## Begin Information given
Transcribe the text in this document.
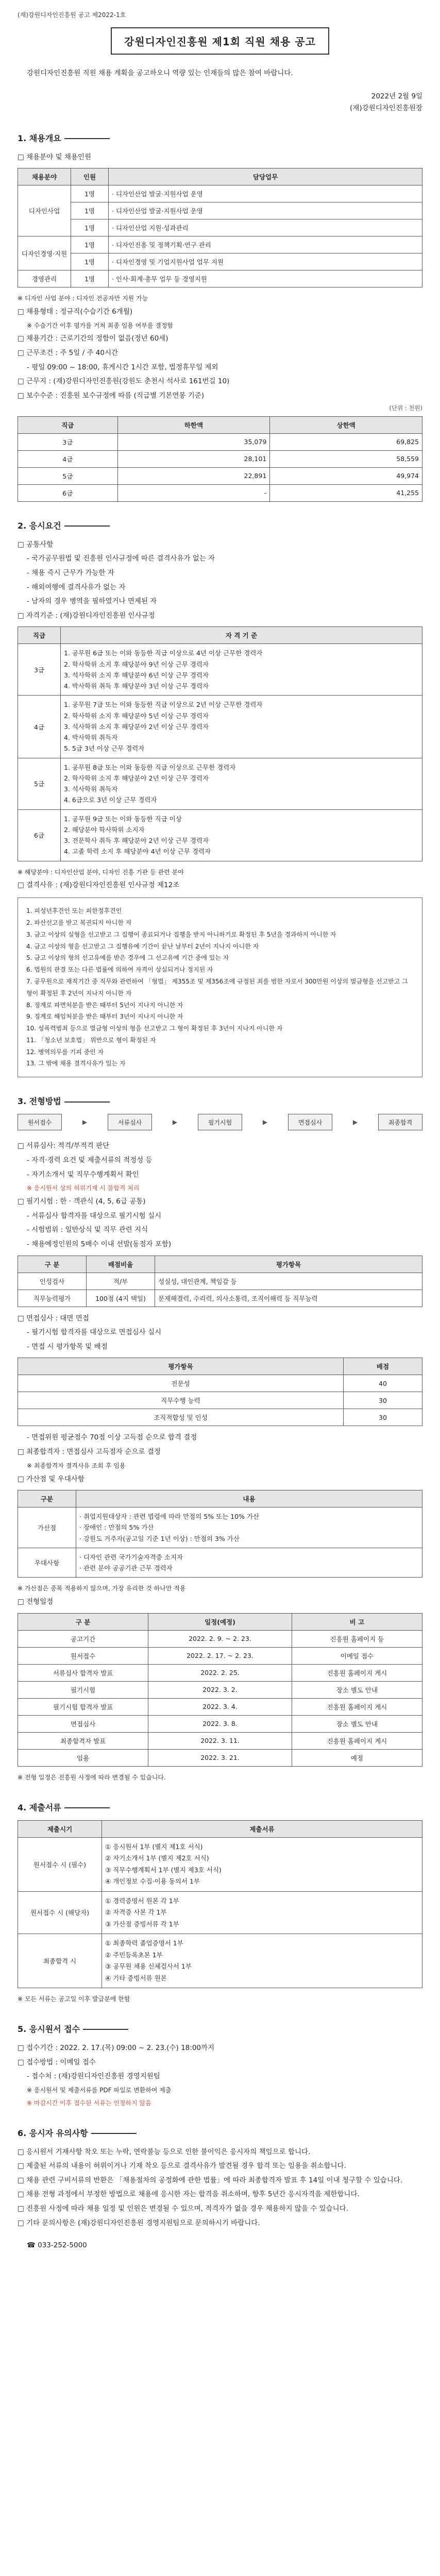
(재)강원디자인진흥원 공고 제2022-1호
강원디자인진흥원 제1회 직원 채용 공고
강원디자인진흥원 직원 채용 계획을 공고하오니 역량 있는 인재들의 많은 참여 바랍니다.
2022년 2월 9일
(재)강원디자인진흥원장
1. 채용개요
□ 채용분야 및 채용인원
채용분야	인원	담당업무
디자인사업	1명	· 디자인산업 발굴·지원사업 운영
	1명	· 디자인산업 발굴·지원사업 운영
	1명	· 디자인산업 지원·성과관리
디자인경영·지원	1명	· 디자인진흥 및 정책기획·연구 관리
	1명	· 디자인경영 및 기업지원사업 업무 지원
경영관리	1명	· 인사·회계·총무 업무 등 경영지원
※ 디자인 사업 분야 : 디자인 전공자만 지원 가능
□ 채용형태 : 정규직(수습기간 6개월)
※ 수습기간 이후 평가를 거쳐 최종 임용 여부를 결정함
□ 채용기간 : 근로기간의 정함이 없음(정년 60세)
□ 근무조건 : 주 5일 / 주 40시간
- 평일 09:00 ~ 18:00, 휴게시간 1시간 포함, 법정휴무일 제외
□ 근무지 : (재)강원디자인진흥원(강원도 춘천시 석사로 161번길 10)
□ 보수수준 : 진흥원 보수규정에 따름 (직급별 기본연봉 기준)
(단위 : 천원)
직급	하한액	상한액
3급	35,079	69,825
4급	28,101	58,559
5급	22,891	49,974
6급	-	41,255
2. 응시요건
□ 공통사항
- 국가공무원법 및 진흥원 인사규정에 따른 결격사유가 없는 자
- 채용 즉시 근무가 가능한 자
- 해외여행에 결격사유가 없는 자
- 남자의 경우 병역을 필하였거나 면제된 자
□ 자격기준 : (재)강원디자인진흥원 인사규정
직급	자 격 기 준
3급	1. 공무원 6급 또는 이와 동등한 직급 이상으로 4년 이상 근무한 경력자
2. 학사학위 소지 후 해당분야 9년 이상 근무 경력자
3. 석사학위 소지 후 해당분야 6년 이상 근무 경력자
4. 박사학위 취득 후 해당분야 3년 이상 근무 경력자
4급	1. 공무원 7급 또는 이와 동등한 직급 이상으로 2년 이상 근무한 경력자
2. 학사학위 소지 후 해당분야 5년 이상 근무 경력자
3. 석사학위 소지 후 해당분야 2년 이상 근무 경력자
4. 박사학위 취득자
5. 5급 3년 이상 근무 경력자
5급	1. 공무원 8급 또는 이와 동등한 직급 이상으로 근무한 경력자
2. 학사학위 소지 후 해당분야 2년 이상 근무 경력자
3. 석사학위 취득자
4. 6급으로 3년 이상 근무 경력자
6급	1. 공무원 9급 또는 이와 동등한 직급 이상
2. 해당분야 학사학위 소지자
3. 전문학사 취득 후 해당분야 2년 이상 근무 경력자
4. 고졸 학력 소지 후 해당분야 4년 이상 근무 경력자
※ 해당분야 : 디자인산업 분야, 디자인 진흥 기관 등 관련 분야
□ 결격사유 : (재)강원디자인진흥원 인사규정 제12조
1. 피성년후견인 또는 피한정후견인
2. 파산선고를 받고 복권되지 아니한 자
3. 금고 이상의 실형을 선고받고 그 집행이 종료되거나 집행을 받지 아니하기로 확정된 후 5년을 경과하지 아니한 자
4. 금고 이상의 형을 선고받고 그 집행유예 기간이 끝난 날부터 2년이 지나지 아니한 자
5. 금고 이상의 형의 선고유예를 받은 경우에 그 선고유예 기간 중에 있는 자
6. 법원의 판결 또는 다른 법률에 의하여 자격이 상실되거나 정지된 자
7. 공무원으로 재직기간 중 직무와 관련하여 「형법」 제355조 및 제356조에 규정된 죄를 범한 자로서 300만원 이상의 벌금형을 선고받고 그 형이 확정된 후 2년이 지나지 아니한 자
8. 징계로 파면처분을 받은 때부터 5년이 지나지 아니한 자
9. 징계로 해임처분을 받은 때부터 3년이 지나지 아니한 자
10. 성폭력범죄 등으로 벌금형 이상의 형을 선고받고 그 형이 확정된 후 3년이 지나지 아니한 자
11. 「청소년 보호법」 위반으로 형이 확정된 자
12. 병역의무를 기피 중인 자
13. 그 밖에 채용 결격사유가 있는 자
3. 전형방법
원서접수	▶	서류심사	▶	필기시험	▶	면접심사	▶	최종합격
□ 서류심사: 적격/부적격 판단
- 자격·경력 요건 및 제출서류의 적정성 등
- 자기소개서 및 직무수행계획서 확인
※ 응시원서 상의 허위기재 시 불합격 처리
□ 필기시험 : 한 · 객관식 (4, 5, 6급 공통)
- 서류심사 합격자를 대상으로 필기시험 실시
- 시험범위 : 일반상식 및 직무 관련 지식
- 채용예정인원의 5배수 이내 선발(동점자 포함)
구 분	배점비율	평가항목
인성검사	적/부	성실성, 대인관계, 책임감 등
직무능력평가	100점 (4지 택일)	문제해결력, 수리력, 의사소통력, 조직이해력 등 직무능력
□ 면접심사 : 대면 면접
- 필기시험 합격자를 대상으로 면접심사 실시
- 면접 시 평가항목 및 배점
평가항목	배점
전문성	40
직무수행 능력	30
조직적합성 및 인성	30
- 면접위원 평균점수 70점 이상 고득점 순으로 합격 결정
□ 최종합격자 : 면접심사 고득점자 순으로 결정
※ 최종합격자 결격사유 조회 후 임용
□ 가산점 및 우대사항
구분	내용
가산점	· 취업지원대상자 : 관련 법령에 따라 만점의 5% 또는 10% 가산
· 장애인 : 만점의 5% 가산
· 강원도 거주자(공고일 기준 1년 이상) : 만점의 3% 가산
우대사항	· 디자인 관련 국가기술자격증 소지자
· 관련 분야 공공기관 근무 경력자
※ 가산점은 중복 적용하지 않으며, 가장 유리한 것 하나만 적용
□ 전형일정
구 분	일정(예정)	비 고
공고기간	2022. 2. 9. ~ 2. 23.	진흥원 홈페이지 등
원서접수	2022. 2. 17. ~ 2. 23.	이메일 접수
서류심사 합격자 발표	2022. 2. 25.	진흥원 홈페이지 게시
필기시험	2022. 3. 2.	장소 별도 안내
필기시험 합격자 발표	2022. 3. 4.	진흥원 홈페이지 게시
면접심사	2022. 3. 8.	장소 별도 안내
최종합격자 발표	2022. 3. 11.	진흥원 홈페이지 게시
임용	2022. 3. 21.	예정
※ 전형 일정은 진흥원 사정에 따라 변경될 수 있습니다.
4. 제출서류
제출시기	제출서류
원서접수 시 (필수)	① 응시원서 1부 (별지 제1호 서식)
② 자기소개서 1부 (별지 제2호 서식)
③ 직무수행계획서 1부 (별지 제3호 서식)
④ 개인정보 수집·이용 동의서 1부
원서접수 시 (해당자)	① 경력증명서 원본 각 1부
② 자격증 사본 각 1부
③ 가산점 증빙서류 각 1부
최종합격 시	① 최종학력 졸업증명서 1부
② 주민등록초본 1부
③ 공무원 채용 신체검사서 1부
④ 기타 증빙서류 원본
※ 모든 서류는 공고일 이후 발급분에 한함
5. 응시원서 접수
□ 접수기간 : 2022. 2. 17.(목) 09:00 ~ 2. 23.(수) 18:00까지
□ 접수방법 : 이메일 접수
- 접수처 : (재)강원디자인진흥원 경영지원팀
※ 응시원서 및 제출서류를 PDF 파일로 변환하여 제출
※ 마감시간 이후 접수된 서류는 인정하지 않음
6. 응시자 유의사항
□ 응시원서 기재사항 착오 또는 누락, 연락불능 등으로 인한 불이익은 응시자의 책임으로 합니다.
□ 제출된 서류의 내용이 허위이거나 기재 착오 등으로 결격사유가 발견될 경우 합격 또는 임용을 취소합니다.
□ 채용 관련 구비서류의 반환은 「채용절차의 공정화에 관한 법률」에 따라 최종합격자 발표 후 14일 이내 청구할 수 있습니다.
□ 채용 전형 과정에서 부정한 방법으로 채용에 응시한 자는 합격을 취소하며, 향후 5년간 응시자격을 제한합니다.
□ 진흥원 사정에 따라 채용 일정 및 인원은 변경될 수 있으며, 적격자가 없을 경우 채용하지 않을 수 있습니다.
□ 기타 문의사항은 (재)강원디자인진흥원 경영지원팀으로 문의하시기 바랍니다.
☎ 033-252-5000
## End Information given
- _Written task_
Report the number of lines that include the string "바랍니다"; return nothing but the count.

- _Solved problem_
2